--- begin AVAILABLE DATA ---

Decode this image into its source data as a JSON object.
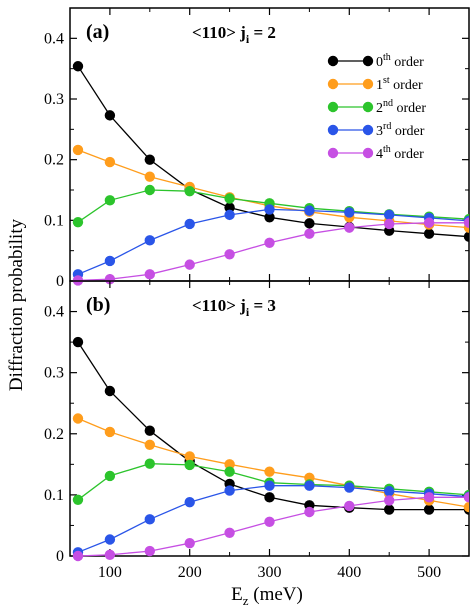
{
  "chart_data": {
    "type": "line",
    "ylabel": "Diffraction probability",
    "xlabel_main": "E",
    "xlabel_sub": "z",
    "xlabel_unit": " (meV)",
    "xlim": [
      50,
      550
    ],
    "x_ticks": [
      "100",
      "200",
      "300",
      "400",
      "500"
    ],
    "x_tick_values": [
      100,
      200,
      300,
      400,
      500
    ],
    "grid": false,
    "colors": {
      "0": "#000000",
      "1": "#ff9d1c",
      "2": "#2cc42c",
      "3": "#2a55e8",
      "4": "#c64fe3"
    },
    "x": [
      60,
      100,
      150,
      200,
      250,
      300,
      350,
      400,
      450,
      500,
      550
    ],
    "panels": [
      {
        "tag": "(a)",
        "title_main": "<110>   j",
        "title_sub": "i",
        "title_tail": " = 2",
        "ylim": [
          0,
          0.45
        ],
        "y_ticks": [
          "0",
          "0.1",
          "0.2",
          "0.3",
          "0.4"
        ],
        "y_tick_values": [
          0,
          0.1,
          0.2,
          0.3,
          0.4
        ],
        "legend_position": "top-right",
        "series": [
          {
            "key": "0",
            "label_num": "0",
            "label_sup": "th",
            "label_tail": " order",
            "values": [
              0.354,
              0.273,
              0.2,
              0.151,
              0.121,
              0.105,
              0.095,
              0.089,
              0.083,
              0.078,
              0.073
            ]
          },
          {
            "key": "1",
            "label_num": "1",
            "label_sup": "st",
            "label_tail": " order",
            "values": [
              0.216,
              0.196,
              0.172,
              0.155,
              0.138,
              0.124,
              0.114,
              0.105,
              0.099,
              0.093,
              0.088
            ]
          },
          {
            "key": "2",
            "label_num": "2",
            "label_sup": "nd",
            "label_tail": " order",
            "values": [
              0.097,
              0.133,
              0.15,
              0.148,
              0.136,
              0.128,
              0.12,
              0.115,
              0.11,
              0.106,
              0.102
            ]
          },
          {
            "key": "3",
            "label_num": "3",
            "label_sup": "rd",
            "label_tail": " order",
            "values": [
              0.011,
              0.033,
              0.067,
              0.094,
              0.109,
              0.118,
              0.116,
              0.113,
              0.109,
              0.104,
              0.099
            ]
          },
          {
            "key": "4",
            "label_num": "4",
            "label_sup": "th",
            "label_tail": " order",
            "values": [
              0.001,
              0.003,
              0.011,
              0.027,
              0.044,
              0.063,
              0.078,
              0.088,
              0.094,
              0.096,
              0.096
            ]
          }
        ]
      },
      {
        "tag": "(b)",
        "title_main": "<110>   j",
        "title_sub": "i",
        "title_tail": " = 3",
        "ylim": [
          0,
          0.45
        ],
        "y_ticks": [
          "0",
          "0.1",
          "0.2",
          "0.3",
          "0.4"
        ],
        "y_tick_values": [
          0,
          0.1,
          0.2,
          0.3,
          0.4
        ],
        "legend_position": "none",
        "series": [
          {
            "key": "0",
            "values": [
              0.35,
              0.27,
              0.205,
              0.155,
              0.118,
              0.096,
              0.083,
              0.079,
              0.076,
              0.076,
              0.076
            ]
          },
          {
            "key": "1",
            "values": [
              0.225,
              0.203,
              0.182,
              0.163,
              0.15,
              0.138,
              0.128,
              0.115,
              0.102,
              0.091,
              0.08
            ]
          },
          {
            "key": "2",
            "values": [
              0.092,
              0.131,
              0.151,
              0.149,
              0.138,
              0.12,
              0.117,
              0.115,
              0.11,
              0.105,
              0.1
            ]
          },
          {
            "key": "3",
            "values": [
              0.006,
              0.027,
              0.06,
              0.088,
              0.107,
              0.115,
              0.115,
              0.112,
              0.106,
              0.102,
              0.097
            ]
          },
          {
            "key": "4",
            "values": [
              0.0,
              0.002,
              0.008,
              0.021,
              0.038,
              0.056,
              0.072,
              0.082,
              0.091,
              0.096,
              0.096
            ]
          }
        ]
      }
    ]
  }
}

--- end AVAILABLE DATA ---

(TASK TO COMPLETE):
Make a word-for-word copy of the entries, without any pictures.

(ANSWER TO THIS TASK):
Decode this image into its source data as a JSON object.
{
  "chart_data": {
    "type": "line",
    "ylabel": "Diffraction probability",
    "xlabel_main": "E",
    "xlabel_sub": "z",
    "xlabel_unit": " (meV)",
    "xlim": [
      50,
      550
    ],
    "x_ticks": [
      "100",
      "200",
      "300",
      "400",
      "500"
    ],
    "x_tick_values": [
      100,
      200,
      300,
      400,
      500
    ],
    "grid": false,
    "colors": {
      "0": "#000000",
      "1": "#ff9d1c",
      "2": "#2cc42c",
      "3": "#2a55e8",
      "4": "#c64fe3"
    },
    "x": [
      60,
      100,
      150,
      200,
      250,
      300,
      350,
      400,
      450,
      500,
      550
    ],
    "panels": [
      {
        "tag": "(a)",
        "title_main": "<110>   j",
        "title_sub": "i",
        "title_tail": " = 2",
        "ylim": [
          0,
          0.45
        ],
        "y_ticks": [
          "0",
          "0.1",
          "0.2",
          "0.3",
          "0.4"
        ],
        "y_tick_values": [
          0,
          0.1,
          0.2,
          0.3,
          0.4
        ],
        "legend_position": "top-right",
        "series": [
          {
            "key": "0",
            "label_num": "0",
            "label_sup": "th",
            "label_tail": " order",
            "values": [
              0.354,
              0.273,
              0.2,
              0.151,
              0.121,
              0.105,
              0.095,
              0.089,
              0.083,
              0.078,
              0.073
            ]
          },
          {
            "key": "1",
            "label_num": "1",
            "label_sup": "st",
            "label_tail": " order",
            "values": [
              0.216,
              0.196,
              0.172,
              0.155,
              0.138,
              0.124,
              0.114,
              0.105,
              0.099,
              0.093,
              0.088
            ]
          },
          {
            "key": "2",
            "label_num": "2",
            "label_sup": "nd",
            "label_tail": " order",
            "values": [
              0.097,
              0.133,
              0.15,
              0.148,
              0.136,
              0.128,
              0.12,
              0.115,
              0.11,
              0.106,
              0.102
            ]
          },
          {
            "key": "3",
            "label_num": "3",
            "label_sup": "rd",
            "label_tail": " order",
            "values": [
              0.011,
              0.033,
              0.067,
              0.094,
              0.109,
              0.118,
              0.116,
              0.113,
              0.109,
              0.104,
              0.099
            ]
          },
          {
            "key": "4",
            "label_num": "4",
            "label_sup": "th",
            "label_tail": " order",
            "values": [
              0.001,
              0.003,
              0.011,
              0.027,
              0.044,
              0.063,
              0.078,
              0.088,
              0.094,
              0.096,
              0.096
            ]
          }
        ]
      },
      {
        "tag": "(b)",
        "title_main": "<110>   j",
        "title_sub": "i",
        "title_tail": " = 3",
        "ylim": [
          0,
          0.45
        ],
        "y_ticks": [
          "0",
          "0.1",
          "0.2",
          "0.3",
          "0.4"
        ],
        "y_tick_values": [
          0,
          0.1,
          0.2,
          0.3,
          0.4
        ],
        "legend_position": "none",
        "series": [
          {
            "key": "0",
            "values": [
              0.35,
              0.27,
              0.205,
              0.155,
              0.118,
              0.096,
              0.083,
              0.079,
              0.076,
              0.076,
              0.076
            ]
          },
          {
            "key": "1",
            "values": [
              0.225,
              0.203,
              0.182,
              0.163,
              0.15,
              0.138,
              0.128,
              0.115,
              0.102,
              0.091,
              0.08
            ]
          },
          {
            "key": "2",
            "values": [
              0.092,
              0.131,
              0.151,
              0.149,
              0.138,
              0.12,
              0.117,
              0.115,
              0.11,
              0.105,
              0.1
            ]
          },
          {
            "key": "3",
            "values": [
              0.006,
              0.027,
              0.06,
              0.088,
              0.107,
              0.115,
              0.115,
              0.112,
              0.106,
              0.102,
              0.097
            ]
          },
          {
            "key": "4",
            "values": [
              0.0,
              0.002,
              0.008,
              0.021,
              0.038,
              0.056,
              0.072,
              0.082,
              0.091,
              0.096,
              0.096
            ]
          }
        ]
      }
    ]
  }
}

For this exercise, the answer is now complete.